_WORK REQUIRED:_
Scan the listing below and copy every line holding "eletbiztositasi".

_DATA FOR PROCESSING:_

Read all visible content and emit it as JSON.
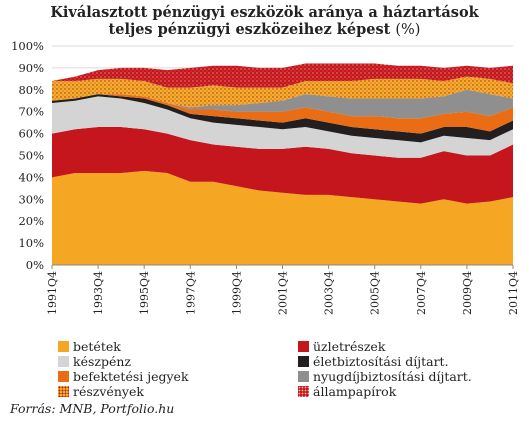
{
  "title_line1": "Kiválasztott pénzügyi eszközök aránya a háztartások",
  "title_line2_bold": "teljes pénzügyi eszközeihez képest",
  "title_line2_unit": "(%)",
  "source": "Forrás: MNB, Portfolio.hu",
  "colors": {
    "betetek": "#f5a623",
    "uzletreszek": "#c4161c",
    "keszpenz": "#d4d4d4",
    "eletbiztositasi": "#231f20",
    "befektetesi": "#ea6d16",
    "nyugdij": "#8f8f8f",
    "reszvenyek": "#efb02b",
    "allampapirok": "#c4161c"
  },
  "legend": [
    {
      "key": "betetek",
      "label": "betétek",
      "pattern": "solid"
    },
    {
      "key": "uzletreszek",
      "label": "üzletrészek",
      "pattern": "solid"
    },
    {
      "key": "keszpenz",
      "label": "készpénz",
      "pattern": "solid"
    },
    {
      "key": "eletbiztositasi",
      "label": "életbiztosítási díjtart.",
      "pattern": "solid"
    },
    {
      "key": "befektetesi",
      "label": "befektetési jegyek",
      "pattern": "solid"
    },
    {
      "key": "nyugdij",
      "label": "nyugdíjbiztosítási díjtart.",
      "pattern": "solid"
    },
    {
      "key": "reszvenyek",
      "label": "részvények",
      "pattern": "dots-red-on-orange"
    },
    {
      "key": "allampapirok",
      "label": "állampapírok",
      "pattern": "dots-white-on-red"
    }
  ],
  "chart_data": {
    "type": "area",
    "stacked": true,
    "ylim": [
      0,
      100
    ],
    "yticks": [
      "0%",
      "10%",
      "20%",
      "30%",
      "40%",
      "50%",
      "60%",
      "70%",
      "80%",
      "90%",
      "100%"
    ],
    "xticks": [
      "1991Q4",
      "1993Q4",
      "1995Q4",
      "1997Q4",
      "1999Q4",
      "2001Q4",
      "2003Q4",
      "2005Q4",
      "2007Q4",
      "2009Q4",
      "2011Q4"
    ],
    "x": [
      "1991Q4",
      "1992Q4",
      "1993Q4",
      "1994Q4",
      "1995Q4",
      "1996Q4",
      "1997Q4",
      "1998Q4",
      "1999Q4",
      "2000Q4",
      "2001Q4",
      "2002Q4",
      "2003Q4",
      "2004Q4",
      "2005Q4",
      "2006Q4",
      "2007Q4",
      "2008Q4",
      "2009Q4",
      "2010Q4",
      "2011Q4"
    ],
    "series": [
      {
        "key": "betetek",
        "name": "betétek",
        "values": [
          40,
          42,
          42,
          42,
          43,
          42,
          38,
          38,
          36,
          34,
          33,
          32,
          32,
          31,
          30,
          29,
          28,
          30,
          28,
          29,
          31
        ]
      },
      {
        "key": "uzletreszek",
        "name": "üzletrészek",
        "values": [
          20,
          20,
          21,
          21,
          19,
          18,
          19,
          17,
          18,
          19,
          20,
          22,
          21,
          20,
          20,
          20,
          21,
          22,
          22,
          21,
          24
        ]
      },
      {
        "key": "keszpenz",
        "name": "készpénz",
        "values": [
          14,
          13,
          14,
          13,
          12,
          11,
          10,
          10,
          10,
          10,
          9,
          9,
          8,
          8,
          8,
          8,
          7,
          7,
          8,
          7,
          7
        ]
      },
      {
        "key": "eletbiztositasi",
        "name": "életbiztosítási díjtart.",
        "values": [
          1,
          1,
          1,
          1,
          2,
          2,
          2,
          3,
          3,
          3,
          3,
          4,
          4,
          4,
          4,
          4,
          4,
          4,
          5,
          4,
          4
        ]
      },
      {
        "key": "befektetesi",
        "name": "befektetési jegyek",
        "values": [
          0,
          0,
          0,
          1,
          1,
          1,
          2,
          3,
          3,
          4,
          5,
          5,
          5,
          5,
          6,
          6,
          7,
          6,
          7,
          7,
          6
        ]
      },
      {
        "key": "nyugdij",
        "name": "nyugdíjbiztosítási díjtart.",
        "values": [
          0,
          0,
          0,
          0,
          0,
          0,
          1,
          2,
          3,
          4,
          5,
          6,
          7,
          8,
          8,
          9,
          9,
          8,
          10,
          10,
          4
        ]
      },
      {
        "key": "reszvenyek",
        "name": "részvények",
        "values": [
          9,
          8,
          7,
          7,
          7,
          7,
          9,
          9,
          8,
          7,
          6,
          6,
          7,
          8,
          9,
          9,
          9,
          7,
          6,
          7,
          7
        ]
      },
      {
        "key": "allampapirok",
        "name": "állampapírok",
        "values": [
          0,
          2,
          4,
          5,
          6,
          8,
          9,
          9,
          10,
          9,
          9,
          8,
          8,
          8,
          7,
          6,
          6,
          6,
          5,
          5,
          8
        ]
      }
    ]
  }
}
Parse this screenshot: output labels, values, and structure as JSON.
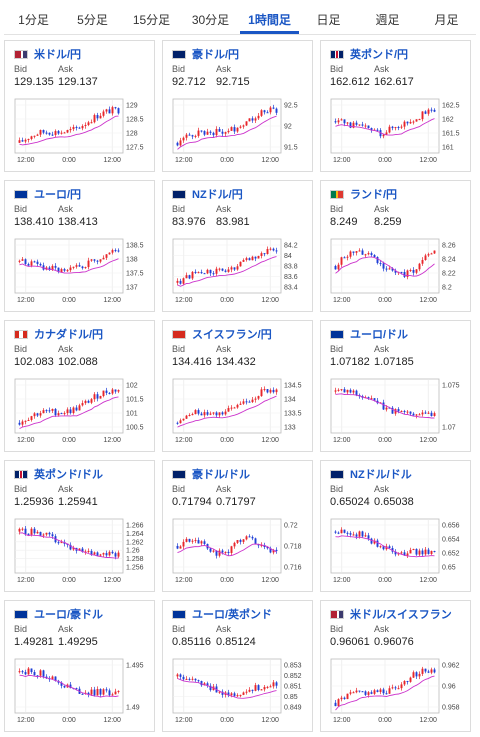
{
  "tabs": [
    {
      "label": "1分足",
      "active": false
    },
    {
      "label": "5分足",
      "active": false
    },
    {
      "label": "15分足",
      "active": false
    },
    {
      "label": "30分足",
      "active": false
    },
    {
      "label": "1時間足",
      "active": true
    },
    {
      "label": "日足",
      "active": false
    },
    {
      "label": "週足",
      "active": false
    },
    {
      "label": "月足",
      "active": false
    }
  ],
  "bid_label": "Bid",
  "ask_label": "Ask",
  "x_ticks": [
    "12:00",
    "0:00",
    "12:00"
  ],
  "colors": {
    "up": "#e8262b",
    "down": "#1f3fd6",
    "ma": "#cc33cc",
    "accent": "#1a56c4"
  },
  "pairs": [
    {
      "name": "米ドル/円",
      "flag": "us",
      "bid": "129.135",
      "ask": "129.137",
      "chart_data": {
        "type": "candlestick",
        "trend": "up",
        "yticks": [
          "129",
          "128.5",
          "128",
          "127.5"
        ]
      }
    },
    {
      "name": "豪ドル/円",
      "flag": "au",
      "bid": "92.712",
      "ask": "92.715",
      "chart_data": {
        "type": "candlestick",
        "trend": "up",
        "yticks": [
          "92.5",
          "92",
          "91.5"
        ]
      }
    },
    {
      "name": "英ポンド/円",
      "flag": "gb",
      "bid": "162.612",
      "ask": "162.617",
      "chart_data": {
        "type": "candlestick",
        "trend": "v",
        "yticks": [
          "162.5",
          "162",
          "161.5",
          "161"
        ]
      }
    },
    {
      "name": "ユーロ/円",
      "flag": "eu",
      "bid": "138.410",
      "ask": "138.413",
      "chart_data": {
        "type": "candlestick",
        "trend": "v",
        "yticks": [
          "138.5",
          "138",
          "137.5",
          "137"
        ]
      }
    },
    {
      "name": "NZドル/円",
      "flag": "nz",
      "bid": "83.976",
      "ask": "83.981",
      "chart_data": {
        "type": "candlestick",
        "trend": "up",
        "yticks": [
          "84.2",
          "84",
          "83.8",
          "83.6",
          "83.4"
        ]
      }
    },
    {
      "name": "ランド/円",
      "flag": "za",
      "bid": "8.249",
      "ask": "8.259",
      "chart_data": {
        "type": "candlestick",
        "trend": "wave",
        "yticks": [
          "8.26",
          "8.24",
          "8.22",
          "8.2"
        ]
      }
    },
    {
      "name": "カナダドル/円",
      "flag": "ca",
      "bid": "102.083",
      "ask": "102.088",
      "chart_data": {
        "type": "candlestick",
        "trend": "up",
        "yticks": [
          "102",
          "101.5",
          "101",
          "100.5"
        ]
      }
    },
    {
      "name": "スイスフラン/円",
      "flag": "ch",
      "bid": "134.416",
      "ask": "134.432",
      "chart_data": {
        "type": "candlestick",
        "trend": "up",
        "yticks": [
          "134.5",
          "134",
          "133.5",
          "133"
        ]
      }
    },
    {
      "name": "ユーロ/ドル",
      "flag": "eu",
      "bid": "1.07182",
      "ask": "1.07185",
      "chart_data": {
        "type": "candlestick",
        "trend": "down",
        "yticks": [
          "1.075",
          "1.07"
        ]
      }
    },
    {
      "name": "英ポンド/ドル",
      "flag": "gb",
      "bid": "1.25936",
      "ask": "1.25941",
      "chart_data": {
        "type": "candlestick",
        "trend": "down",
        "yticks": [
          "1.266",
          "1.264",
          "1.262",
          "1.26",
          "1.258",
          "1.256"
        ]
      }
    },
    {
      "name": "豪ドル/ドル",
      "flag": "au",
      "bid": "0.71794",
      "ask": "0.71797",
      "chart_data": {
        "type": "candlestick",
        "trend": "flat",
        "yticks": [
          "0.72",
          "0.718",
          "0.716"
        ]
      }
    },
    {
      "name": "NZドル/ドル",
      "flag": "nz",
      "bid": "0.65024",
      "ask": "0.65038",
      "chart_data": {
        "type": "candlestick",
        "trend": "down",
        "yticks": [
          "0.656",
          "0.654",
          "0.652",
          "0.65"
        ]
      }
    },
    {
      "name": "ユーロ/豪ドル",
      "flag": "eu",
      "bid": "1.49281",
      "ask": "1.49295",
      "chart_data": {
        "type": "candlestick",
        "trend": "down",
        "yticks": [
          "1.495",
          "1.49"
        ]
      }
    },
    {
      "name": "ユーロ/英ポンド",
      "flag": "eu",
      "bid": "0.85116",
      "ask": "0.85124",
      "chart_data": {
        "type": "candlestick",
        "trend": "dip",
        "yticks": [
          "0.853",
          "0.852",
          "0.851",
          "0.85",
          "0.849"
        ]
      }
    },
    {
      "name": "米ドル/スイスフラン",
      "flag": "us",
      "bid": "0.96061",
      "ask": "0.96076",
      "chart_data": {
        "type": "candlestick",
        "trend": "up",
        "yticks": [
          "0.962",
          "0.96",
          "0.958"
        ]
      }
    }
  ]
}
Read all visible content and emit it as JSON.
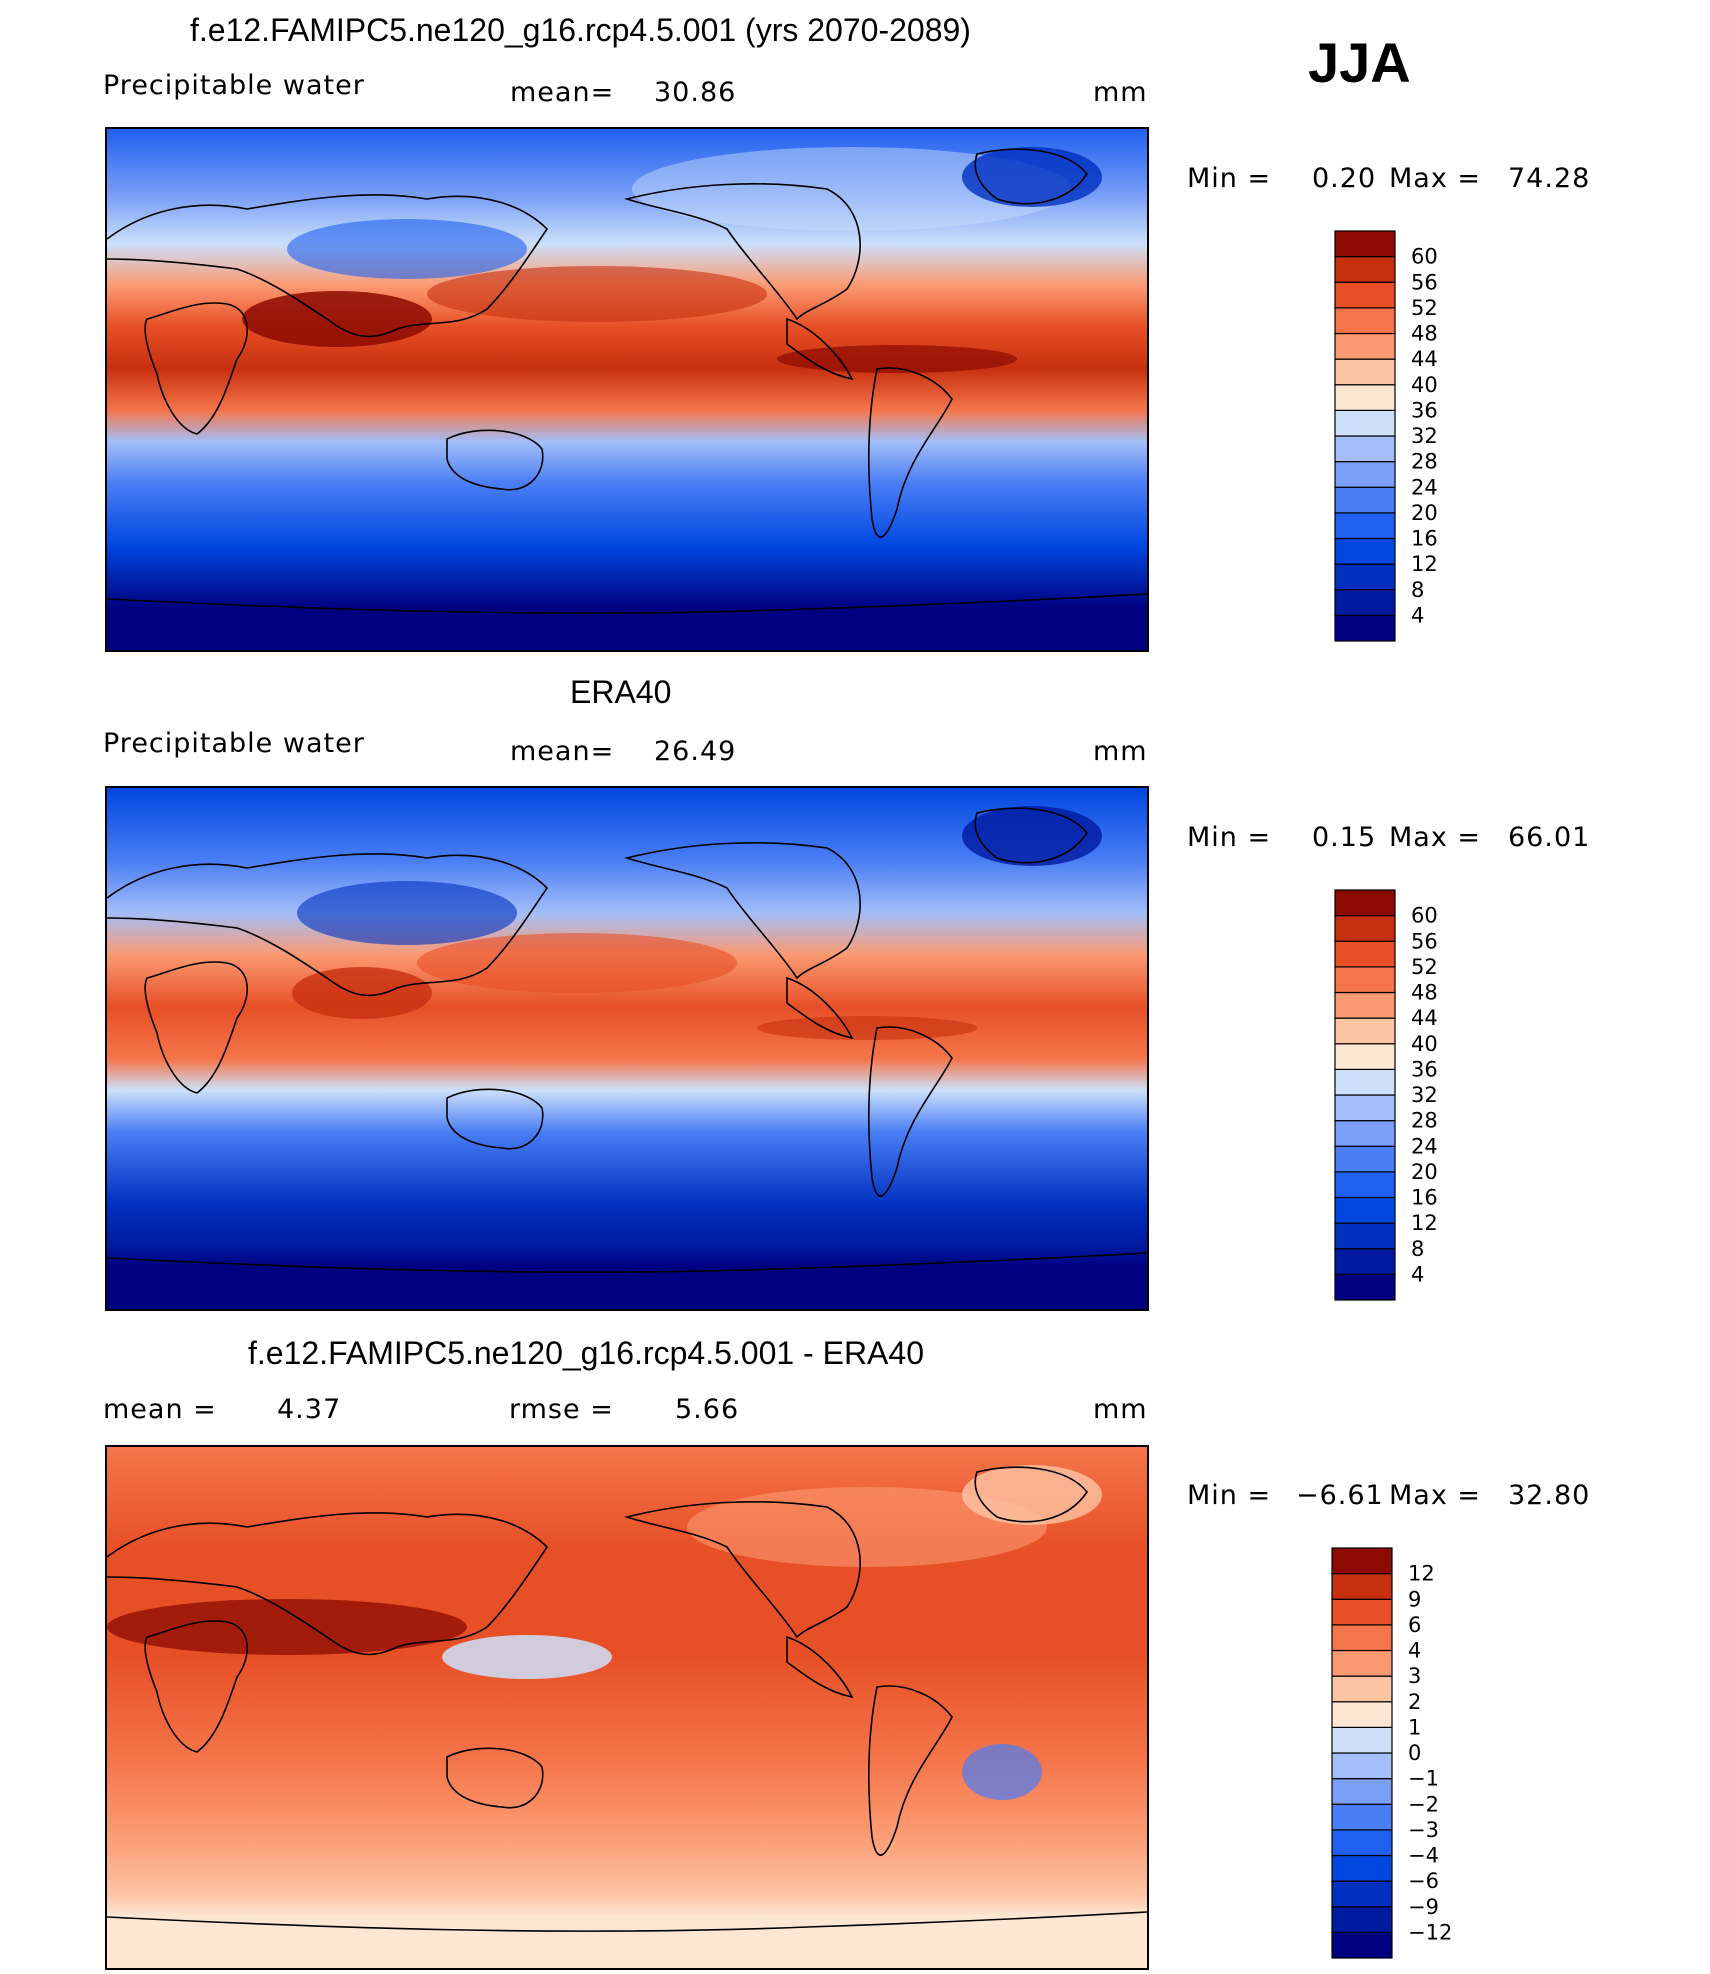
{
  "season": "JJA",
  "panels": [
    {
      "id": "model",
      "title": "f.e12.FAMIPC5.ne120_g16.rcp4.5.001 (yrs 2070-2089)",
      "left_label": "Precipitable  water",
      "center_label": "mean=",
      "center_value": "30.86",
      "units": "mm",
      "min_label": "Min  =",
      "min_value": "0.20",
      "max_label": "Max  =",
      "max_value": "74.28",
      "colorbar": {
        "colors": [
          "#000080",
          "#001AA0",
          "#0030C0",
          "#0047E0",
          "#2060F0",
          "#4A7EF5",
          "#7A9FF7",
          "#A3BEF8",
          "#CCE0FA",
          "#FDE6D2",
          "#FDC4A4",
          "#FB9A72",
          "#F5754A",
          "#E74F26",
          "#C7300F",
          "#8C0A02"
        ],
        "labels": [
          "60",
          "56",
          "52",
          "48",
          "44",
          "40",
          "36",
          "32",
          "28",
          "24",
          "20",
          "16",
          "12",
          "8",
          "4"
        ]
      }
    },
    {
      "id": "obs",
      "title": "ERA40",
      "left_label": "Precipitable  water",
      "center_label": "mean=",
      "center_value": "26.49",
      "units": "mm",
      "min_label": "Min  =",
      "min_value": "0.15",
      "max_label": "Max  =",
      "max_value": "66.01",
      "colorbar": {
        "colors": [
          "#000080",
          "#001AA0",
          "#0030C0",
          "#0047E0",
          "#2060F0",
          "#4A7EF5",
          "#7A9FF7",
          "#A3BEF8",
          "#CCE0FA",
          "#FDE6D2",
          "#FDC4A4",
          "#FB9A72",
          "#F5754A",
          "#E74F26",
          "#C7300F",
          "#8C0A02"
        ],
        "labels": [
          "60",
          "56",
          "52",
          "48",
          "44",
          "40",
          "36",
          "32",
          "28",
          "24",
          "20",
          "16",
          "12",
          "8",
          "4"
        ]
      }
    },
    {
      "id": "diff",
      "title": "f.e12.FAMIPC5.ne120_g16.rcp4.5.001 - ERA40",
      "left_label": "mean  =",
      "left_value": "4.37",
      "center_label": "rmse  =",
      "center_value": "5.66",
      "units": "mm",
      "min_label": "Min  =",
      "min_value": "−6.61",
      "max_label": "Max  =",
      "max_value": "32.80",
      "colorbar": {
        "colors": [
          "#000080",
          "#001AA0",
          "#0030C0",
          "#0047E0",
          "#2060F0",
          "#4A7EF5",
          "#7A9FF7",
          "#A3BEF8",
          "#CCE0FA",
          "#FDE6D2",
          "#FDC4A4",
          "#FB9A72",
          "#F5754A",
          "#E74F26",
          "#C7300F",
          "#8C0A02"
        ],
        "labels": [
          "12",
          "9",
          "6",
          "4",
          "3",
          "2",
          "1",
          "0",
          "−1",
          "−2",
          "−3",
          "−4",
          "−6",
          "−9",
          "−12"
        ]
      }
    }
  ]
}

_EXERCISE RESPONSE:_
    "eletbiztositasi": "#231f20",
      "key": "eletbiztositasi",
        "key": "eletbiztositasi",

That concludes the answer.